··· Data entries ···

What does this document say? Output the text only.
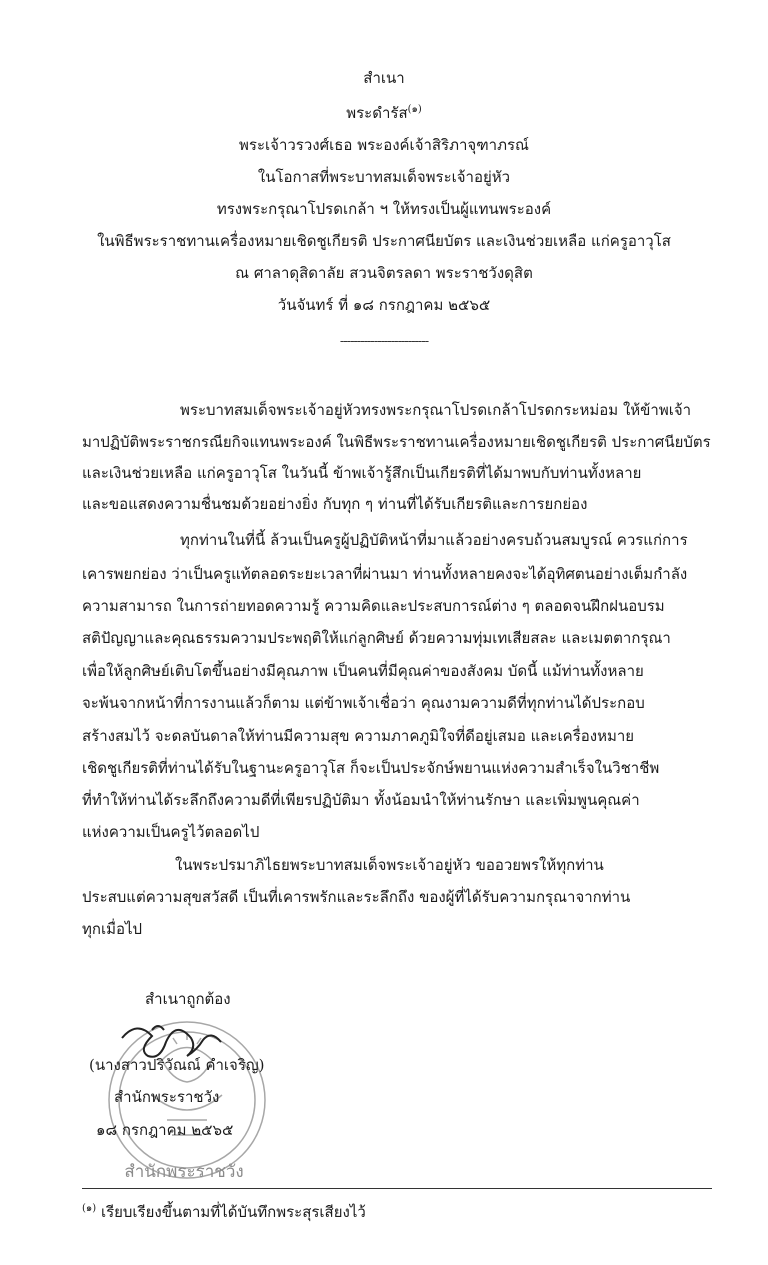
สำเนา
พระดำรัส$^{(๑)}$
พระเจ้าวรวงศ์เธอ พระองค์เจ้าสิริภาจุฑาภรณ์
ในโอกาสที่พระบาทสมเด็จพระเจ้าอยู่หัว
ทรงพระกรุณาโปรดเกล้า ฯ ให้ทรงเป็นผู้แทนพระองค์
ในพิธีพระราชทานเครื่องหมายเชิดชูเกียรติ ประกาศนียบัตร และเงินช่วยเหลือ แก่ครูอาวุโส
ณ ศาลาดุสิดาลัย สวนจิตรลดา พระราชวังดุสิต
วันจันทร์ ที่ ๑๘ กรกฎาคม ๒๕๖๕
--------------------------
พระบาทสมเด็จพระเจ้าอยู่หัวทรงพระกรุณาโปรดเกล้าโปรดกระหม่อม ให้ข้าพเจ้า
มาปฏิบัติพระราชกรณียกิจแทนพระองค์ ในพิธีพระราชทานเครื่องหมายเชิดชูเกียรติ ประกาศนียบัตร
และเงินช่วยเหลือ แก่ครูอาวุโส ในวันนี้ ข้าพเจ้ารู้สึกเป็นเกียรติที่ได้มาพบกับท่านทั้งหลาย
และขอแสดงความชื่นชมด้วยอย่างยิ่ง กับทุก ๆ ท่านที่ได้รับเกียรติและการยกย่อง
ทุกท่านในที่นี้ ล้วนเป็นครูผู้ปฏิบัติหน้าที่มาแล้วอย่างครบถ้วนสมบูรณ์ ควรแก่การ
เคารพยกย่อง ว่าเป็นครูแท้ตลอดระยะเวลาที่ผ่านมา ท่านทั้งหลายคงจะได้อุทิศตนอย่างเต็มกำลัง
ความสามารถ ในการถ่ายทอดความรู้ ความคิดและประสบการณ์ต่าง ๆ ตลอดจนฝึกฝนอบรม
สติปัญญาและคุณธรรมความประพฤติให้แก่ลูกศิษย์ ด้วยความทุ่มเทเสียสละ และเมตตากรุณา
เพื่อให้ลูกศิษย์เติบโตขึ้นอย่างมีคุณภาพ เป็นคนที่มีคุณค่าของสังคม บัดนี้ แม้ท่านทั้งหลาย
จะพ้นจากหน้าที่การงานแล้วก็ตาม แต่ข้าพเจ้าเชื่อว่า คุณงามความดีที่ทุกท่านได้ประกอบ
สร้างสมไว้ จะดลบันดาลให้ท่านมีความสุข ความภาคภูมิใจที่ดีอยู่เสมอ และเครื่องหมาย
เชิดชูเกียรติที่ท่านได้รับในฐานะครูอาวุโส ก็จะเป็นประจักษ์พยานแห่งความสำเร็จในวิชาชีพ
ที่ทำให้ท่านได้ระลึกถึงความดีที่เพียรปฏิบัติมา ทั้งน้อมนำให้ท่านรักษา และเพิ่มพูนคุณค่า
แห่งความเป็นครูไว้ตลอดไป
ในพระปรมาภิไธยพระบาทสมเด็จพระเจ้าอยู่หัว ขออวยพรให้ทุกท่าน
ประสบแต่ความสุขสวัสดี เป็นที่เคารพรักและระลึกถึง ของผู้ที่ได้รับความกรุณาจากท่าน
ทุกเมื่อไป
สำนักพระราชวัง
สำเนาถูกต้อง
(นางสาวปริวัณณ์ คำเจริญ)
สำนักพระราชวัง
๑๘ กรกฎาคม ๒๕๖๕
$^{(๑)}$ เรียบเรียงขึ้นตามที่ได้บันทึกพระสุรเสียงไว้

···
··· Data entries ···

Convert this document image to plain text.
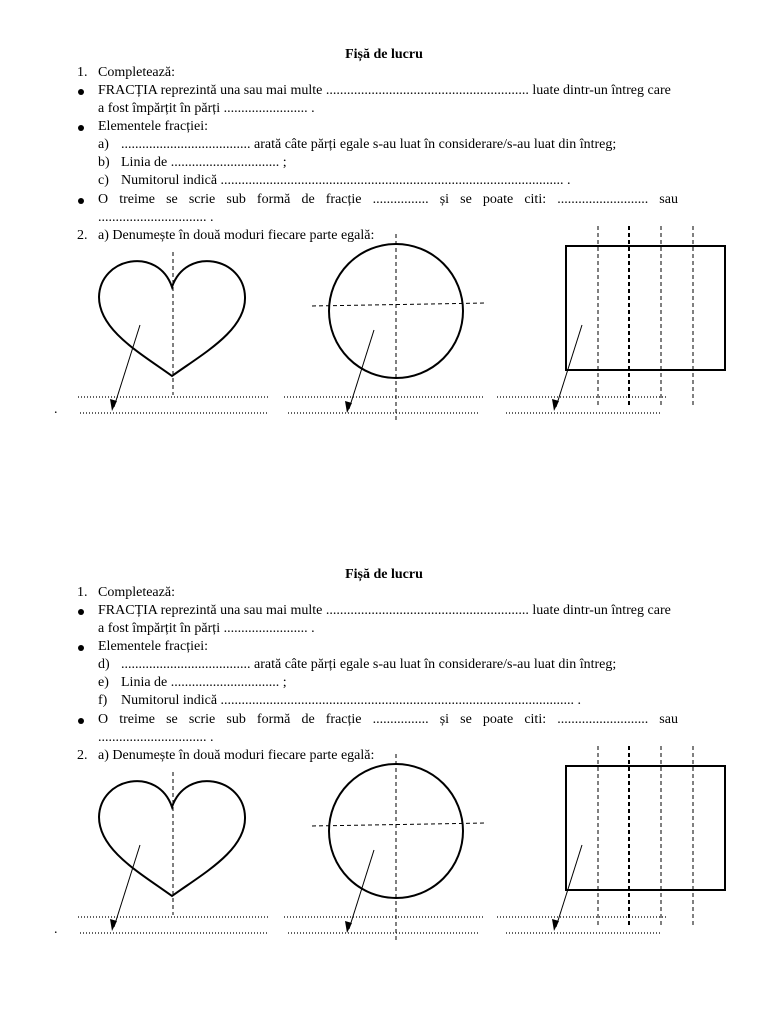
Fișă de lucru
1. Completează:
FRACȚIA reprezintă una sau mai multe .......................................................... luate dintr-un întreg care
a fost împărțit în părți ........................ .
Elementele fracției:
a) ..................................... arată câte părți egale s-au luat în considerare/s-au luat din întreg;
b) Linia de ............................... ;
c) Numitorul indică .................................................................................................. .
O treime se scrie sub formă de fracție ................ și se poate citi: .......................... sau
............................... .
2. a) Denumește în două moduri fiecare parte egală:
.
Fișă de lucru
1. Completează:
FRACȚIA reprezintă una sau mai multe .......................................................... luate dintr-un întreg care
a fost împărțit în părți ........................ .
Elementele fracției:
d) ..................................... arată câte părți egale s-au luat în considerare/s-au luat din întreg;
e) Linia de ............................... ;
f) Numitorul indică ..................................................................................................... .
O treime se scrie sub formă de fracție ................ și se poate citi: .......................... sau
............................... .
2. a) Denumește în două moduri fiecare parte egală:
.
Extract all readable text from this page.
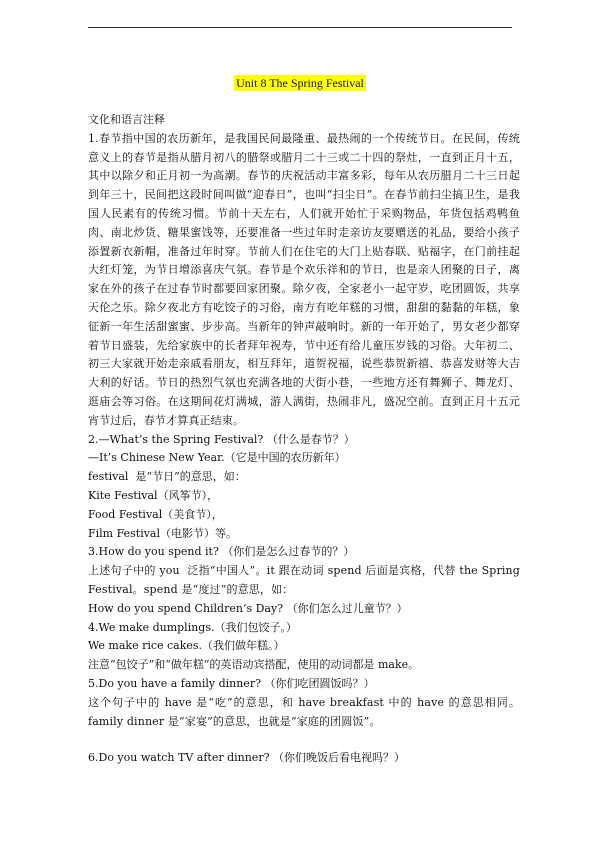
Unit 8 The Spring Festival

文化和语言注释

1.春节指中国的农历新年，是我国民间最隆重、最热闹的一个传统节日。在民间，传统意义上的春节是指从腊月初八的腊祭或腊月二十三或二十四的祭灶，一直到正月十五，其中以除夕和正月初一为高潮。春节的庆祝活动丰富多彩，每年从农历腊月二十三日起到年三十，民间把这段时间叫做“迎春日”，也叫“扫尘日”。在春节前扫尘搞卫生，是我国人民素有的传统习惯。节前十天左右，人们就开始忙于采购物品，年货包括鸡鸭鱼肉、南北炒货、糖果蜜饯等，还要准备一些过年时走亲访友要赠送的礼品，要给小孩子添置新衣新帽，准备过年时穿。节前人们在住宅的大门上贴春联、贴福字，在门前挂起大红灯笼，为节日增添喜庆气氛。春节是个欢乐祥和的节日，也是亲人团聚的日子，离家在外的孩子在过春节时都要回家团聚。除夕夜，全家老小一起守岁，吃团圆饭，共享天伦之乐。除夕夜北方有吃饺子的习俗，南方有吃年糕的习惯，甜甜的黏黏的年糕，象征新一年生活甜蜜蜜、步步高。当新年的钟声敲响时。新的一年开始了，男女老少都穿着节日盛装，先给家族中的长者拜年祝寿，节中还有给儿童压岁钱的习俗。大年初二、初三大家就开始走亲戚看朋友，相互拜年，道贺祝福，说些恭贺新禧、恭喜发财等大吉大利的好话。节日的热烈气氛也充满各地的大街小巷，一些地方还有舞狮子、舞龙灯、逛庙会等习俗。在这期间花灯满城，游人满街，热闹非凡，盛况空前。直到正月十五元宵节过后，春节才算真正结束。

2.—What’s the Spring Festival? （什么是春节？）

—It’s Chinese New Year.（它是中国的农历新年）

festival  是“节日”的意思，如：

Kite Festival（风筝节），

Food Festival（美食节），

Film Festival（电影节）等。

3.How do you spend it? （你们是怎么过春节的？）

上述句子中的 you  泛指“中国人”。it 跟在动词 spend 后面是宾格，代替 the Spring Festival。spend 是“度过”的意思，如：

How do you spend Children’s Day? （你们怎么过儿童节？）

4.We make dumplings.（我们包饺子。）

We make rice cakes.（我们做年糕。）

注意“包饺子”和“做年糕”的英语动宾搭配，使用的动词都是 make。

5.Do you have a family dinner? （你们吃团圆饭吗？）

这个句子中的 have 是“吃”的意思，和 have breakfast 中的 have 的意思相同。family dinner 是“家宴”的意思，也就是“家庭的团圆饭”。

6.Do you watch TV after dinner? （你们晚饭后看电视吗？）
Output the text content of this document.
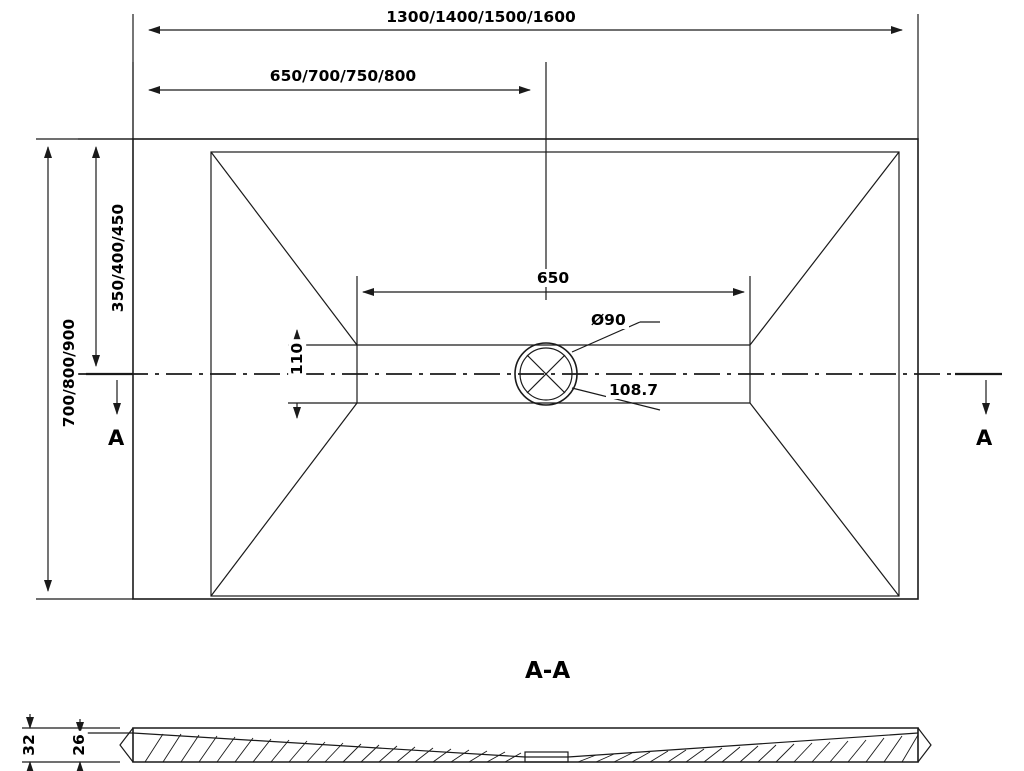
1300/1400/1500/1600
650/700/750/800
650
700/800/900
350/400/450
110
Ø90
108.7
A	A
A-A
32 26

···
··· Data entries ···

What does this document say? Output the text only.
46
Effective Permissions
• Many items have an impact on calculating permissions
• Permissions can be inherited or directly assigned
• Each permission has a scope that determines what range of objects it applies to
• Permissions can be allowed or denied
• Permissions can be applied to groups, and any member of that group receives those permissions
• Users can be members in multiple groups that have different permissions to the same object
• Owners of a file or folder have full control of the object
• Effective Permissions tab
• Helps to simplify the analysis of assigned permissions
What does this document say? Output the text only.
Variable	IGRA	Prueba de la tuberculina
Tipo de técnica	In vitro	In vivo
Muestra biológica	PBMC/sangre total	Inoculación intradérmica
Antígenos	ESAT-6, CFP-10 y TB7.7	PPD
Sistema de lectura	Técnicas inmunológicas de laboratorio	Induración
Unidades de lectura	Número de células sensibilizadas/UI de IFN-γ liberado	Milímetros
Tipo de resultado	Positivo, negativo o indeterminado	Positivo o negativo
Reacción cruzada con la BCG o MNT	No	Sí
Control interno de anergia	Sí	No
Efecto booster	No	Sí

···

- [Set task]: Using the entries above, return each line in which the word "family" occurs.

- [Solved exercise]:
5.Do you have a family dinner? （你们吃团圆饭吗？）
这个句子中的 have 是“吃”的意思，和 have breakfast 中的 have 的意思相同。family dinner 是“家宴”的意思，也就是“家庭的团圆饭”。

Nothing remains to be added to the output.